Instruction:
Find every line in the records below that holds the word "grid", and copy each one.

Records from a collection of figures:
══════════════════════════════
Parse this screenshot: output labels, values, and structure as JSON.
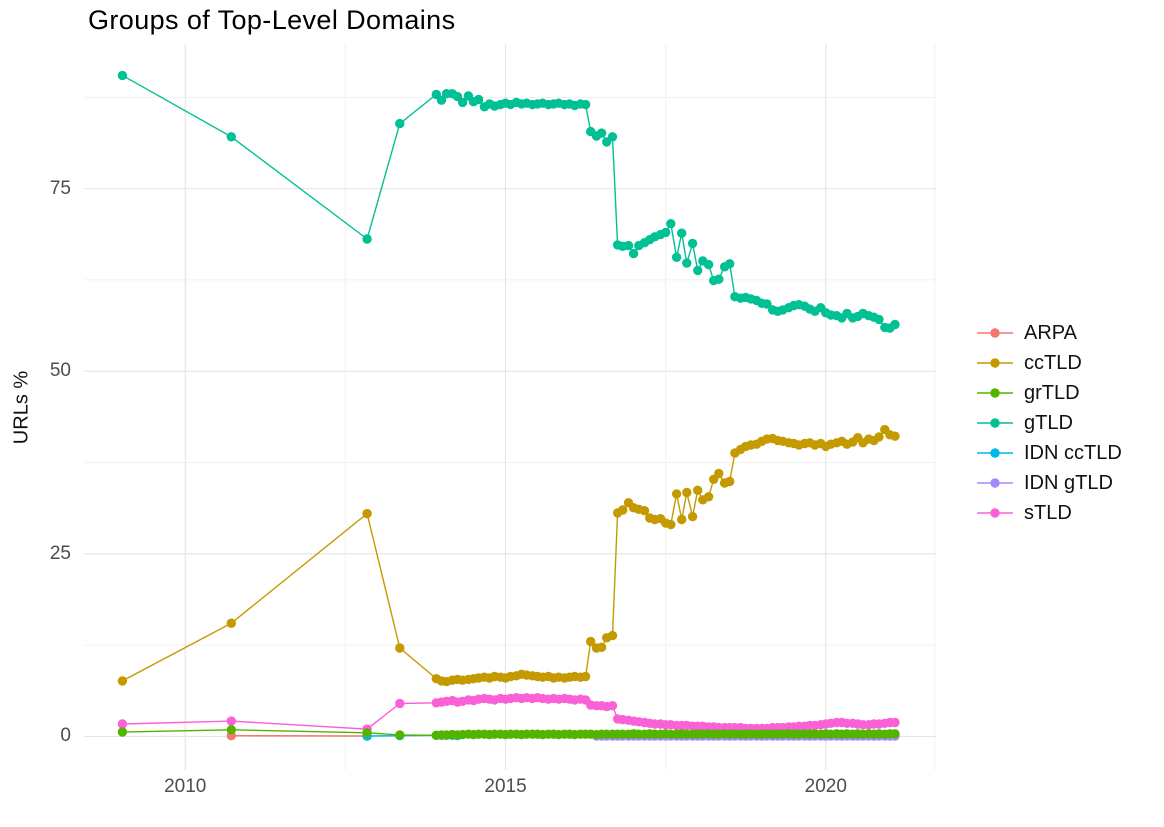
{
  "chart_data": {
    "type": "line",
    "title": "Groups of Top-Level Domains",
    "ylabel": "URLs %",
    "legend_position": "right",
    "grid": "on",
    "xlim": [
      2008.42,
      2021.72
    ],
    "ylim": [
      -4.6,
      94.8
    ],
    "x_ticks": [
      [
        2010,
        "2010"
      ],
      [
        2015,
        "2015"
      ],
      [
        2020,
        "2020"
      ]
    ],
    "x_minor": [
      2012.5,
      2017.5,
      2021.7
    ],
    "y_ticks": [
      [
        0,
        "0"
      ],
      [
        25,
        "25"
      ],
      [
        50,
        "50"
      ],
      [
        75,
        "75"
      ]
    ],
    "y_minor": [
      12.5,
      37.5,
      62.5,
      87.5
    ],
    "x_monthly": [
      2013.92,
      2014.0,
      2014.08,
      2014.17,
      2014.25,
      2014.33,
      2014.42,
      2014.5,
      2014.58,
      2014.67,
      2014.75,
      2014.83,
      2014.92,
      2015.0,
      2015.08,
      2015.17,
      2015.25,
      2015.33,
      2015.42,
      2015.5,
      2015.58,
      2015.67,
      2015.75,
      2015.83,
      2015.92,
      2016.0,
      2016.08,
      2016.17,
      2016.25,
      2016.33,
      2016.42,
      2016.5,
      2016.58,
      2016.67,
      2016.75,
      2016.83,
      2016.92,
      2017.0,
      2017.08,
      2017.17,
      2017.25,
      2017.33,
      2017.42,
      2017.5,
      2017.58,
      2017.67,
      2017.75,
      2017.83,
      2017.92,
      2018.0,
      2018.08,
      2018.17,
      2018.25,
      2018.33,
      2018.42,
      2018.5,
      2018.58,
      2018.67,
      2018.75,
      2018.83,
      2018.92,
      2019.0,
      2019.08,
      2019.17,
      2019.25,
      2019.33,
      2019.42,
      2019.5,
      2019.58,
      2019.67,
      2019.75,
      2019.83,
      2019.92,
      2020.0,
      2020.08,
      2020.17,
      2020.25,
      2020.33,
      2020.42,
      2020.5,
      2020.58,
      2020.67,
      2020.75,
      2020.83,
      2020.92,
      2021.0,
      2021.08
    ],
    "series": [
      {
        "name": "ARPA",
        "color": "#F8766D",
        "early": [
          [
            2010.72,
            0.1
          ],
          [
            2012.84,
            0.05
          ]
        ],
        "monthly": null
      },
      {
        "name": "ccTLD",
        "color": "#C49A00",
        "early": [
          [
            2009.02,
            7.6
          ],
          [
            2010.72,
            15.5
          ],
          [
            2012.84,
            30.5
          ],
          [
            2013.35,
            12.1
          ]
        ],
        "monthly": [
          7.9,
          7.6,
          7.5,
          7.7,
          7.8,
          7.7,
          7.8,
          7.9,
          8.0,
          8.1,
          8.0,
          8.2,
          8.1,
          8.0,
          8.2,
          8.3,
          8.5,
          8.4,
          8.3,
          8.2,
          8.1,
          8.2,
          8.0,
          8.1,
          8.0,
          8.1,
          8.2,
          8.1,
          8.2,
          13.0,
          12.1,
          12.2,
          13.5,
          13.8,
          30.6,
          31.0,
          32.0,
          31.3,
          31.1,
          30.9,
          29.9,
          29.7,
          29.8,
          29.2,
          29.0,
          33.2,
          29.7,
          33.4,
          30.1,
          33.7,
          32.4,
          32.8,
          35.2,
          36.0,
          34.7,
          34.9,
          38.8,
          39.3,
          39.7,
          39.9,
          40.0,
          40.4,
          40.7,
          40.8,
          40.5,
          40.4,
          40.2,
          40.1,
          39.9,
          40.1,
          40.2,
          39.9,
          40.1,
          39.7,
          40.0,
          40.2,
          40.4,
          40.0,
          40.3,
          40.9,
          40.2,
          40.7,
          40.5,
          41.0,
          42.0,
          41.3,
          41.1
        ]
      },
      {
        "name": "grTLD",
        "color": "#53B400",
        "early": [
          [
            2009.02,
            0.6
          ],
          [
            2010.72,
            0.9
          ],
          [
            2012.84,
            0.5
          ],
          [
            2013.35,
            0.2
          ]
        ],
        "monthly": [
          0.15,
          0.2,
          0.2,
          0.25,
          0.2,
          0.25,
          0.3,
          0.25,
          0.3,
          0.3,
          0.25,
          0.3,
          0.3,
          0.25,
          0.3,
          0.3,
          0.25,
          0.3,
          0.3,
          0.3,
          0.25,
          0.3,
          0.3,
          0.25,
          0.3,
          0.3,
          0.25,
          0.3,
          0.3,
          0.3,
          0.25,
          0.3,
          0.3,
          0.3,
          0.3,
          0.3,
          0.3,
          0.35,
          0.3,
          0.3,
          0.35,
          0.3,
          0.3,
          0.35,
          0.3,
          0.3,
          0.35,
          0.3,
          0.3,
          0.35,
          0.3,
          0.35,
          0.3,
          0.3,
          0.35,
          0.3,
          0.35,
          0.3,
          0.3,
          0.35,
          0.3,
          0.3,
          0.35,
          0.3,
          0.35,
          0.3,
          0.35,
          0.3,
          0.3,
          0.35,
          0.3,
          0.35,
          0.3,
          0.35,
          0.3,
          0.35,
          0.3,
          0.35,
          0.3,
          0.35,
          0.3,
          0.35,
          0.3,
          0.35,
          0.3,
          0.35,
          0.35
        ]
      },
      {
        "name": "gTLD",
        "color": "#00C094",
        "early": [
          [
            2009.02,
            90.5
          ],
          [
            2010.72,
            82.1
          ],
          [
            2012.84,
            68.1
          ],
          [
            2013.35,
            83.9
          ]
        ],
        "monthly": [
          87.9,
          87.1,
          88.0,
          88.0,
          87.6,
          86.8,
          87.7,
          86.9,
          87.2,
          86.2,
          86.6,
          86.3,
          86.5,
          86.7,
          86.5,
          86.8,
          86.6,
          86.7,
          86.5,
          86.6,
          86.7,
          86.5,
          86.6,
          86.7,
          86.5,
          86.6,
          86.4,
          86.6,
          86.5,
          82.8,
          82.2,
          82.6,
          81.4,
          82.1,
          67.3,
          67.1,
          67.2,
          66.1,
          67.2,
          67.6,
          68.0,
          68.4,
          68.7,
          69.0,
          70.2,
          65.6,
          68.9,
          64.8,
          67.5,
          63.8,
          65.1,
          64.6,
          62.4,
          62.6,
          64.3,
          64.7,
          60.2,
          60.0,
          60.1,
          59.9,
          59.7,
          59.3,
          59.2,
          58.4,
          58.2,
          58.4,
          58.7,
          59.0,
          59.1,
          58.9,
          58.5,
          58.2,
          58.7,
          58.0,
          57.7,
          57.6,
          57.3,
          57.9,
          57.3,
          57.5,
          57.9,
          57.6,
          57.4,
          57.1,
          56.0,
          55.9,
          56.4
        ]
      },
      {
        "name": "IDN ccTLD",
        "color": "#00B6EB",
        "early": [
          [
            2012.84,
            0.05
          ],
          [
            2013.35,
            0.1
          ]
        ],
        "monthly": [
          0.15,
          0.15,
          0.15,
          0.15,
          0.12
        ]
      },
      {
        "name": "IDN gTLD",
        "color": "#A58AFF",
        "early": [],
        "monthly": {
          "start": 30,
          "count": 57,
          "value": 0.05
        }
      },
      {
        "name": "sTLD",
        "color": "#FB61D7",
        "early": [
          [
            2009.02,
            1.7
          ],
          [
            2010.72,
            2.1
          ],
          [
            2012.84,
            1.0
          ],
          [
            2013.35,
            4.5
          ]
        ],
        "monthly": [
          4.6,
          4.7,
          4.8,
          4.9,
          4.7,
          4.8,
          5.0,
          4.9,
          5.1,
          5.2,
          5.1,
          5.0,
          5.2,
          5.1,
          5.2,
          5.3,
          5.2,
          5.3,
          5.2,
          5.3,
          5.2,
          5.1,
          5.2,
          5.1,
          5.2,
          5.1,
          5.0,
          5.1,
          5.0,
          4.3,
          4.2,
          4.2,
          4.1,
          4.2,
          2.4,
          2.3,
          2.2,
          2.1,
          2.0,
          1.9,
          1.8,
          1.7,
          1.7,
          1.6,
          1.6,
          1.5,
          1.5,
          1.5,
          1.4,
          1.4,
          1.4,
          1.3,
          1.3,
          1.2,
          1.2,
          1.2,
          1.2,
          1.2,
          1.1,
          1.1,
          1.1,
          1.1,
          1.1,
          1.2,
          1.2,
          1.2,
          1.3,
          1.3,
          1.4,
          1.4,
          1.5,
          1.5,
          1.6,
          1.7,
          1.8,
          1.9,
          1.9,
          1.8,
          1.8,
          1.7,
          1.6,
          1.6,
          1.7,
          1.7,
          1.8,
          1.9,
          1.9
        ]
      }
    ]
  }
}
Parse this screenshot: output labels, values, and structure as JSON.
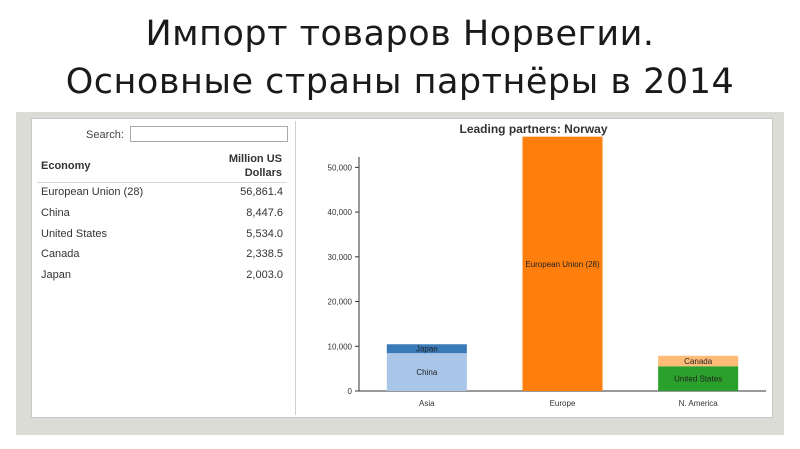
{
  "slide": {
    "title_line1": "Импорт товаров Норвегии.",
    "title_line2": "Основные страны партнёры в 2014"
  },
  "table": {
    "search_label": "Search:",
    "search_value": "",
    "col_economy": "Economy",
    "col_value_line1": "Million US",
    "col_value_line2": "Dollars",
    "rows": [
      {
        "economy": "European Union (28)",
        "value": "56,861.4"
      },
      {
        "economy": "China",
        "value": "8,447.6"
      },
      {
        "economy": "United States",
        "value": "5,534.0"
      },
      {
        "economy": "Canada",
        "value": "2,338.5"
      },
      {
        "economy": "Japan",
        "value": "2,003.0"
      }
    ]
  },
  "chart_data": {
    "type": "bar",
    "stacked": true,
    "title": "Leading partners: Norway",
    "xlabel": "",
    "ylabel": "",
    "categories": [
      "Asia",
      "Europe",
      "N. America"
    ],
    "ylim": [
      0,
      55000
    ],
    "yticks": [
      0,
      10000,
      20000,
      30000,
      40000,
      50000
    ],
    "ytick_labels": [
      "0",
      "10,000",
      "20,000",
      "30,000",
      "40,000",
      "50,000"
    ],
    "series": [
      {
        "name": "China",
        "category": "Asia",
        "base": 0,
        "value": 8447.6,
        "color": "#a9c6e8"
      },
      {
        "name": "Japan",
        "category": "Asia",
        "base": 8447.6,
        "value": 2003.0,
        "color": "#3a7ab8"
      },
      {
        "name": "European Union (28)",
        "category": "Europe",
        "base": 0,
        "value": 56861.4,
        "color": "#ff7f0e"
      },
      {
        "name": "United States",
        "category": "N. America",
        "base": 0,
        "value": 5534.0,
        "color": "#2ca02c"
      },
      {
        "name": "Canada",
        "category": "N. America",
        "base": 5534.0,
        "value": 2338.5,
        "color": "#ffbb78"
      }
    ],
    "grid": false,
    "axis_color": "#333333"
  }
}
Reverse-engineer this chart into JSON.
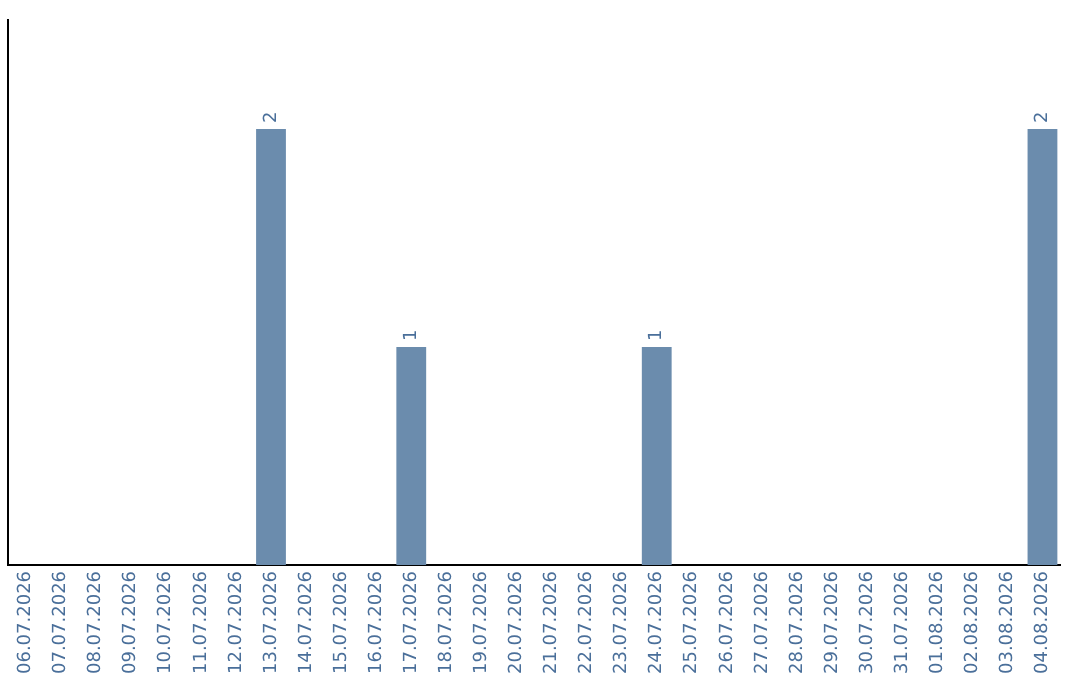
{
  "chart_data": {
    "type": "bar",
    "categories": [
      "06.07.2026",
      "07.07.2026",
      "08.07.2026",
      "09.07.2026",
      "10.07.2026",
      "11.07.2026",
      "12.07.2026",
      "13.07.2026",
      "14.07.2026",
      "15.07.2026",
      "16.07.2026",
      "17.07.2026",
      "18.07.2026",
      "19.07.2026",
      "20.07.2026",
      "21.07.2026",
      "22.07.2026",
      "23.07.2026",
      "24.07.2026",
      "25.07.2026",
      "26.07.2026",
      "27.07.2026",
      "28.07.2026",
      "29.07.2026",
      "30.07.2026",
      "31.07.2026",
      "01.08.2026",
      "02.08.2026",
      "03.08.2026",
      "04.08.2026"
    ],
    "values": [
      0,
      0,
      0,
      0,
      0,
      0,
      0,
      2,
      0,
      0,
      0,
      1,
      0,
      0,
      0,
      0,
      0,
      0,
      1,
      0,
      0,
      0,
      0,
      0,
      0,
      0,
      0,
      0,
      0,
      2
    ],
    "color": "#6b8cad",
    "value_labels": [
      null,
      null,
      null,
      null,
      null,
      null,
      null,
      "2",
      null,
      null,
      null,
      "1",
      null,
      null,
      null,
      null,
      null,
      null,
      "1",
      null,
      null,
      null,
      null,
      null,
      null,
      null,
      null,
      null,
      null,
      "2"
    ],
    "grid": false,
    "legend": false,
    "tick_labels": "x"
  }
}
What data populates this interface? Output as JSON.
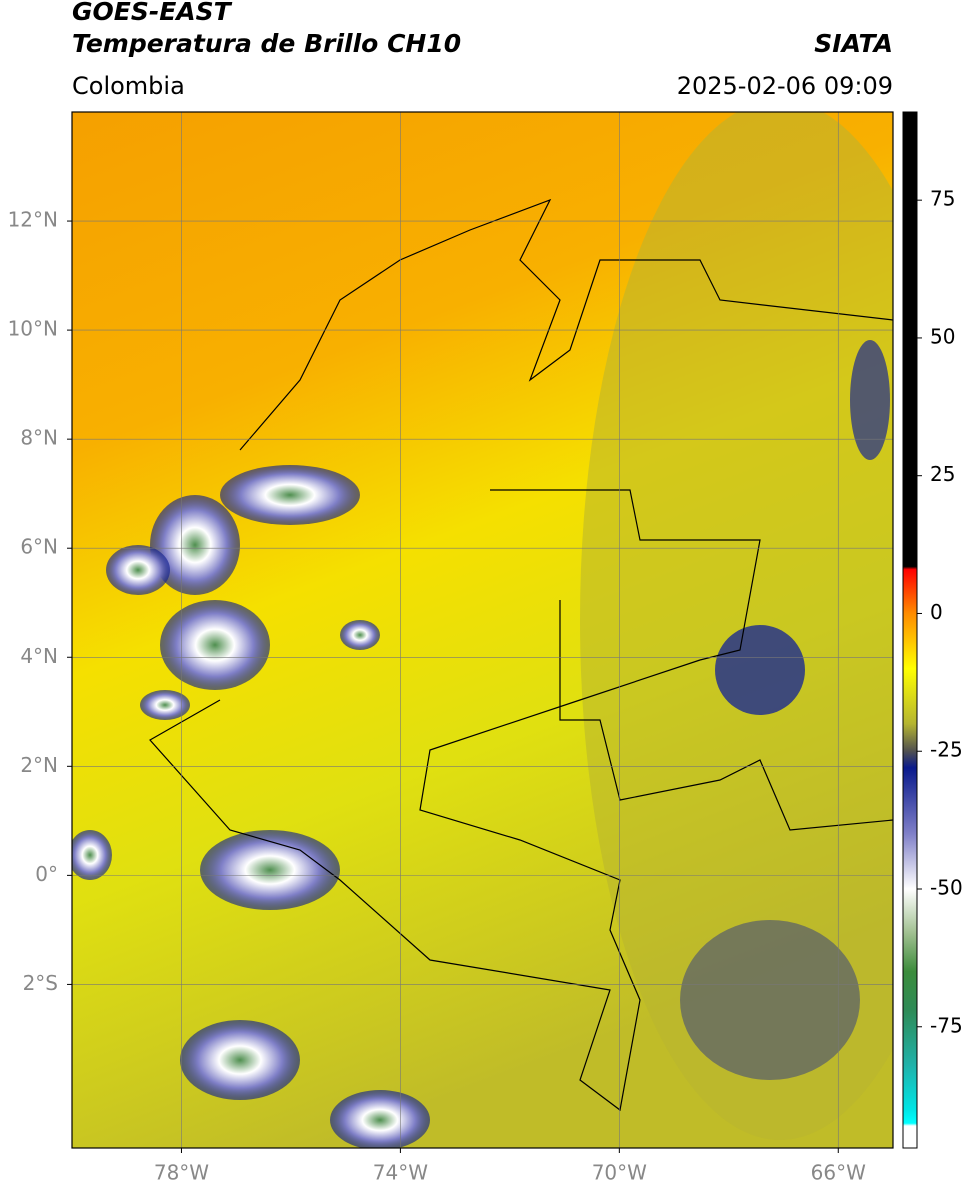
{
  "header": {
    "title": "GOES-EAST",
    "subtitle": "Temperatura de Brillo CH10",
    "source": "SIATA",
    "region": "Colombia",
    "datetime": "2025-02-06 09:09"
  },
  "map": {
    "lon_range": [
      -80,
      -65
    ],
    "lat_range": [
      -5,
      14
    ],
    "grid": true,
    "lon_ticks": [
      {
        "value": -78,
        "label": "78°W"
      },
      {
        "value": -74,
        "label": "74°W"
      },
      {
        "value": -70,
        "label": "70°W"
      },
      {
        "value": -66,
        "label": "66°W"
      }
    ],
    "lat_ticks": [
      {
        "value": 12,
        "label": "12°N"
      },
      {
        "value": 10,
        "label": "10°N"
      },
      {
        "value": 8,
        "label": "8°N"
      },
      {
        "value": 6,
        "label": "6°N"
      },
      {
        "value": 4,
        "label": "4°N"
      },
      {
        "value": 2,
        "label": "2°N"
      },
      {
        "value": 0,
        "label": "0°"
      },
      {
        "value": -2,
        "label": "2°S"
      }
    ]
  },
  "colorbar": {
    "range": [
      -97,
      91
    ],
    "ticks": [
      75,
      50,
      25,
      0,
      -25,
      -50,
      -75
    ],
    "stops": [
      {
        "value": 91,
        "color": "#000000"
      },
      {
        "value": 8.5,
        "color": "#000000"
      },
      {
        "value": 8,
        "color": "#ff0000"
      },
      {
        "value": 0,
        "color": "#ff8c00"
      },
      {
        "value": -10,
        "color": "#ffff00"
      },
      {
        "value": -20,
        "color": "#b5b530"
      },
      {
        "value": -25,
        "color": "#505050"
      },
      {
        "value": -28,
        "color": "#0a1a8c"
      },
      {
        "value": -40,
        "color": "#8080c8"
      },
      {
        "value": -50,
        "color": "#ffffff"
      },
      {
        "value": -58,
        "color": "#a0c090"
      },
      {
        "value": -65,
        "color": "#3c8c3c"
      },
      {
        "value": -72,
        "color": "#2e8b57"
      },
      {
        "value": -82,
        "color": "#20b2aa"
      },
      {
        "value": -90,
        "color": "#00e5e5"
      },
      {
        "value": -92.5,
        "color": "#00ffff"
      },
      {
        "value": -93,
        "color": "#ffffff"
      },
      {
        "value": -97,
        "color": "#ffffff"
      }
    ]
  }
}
══════════════════════════════
Exercise output:
    "grid": "on",
    "grid": false,
    "grid": false,
    "grid": true,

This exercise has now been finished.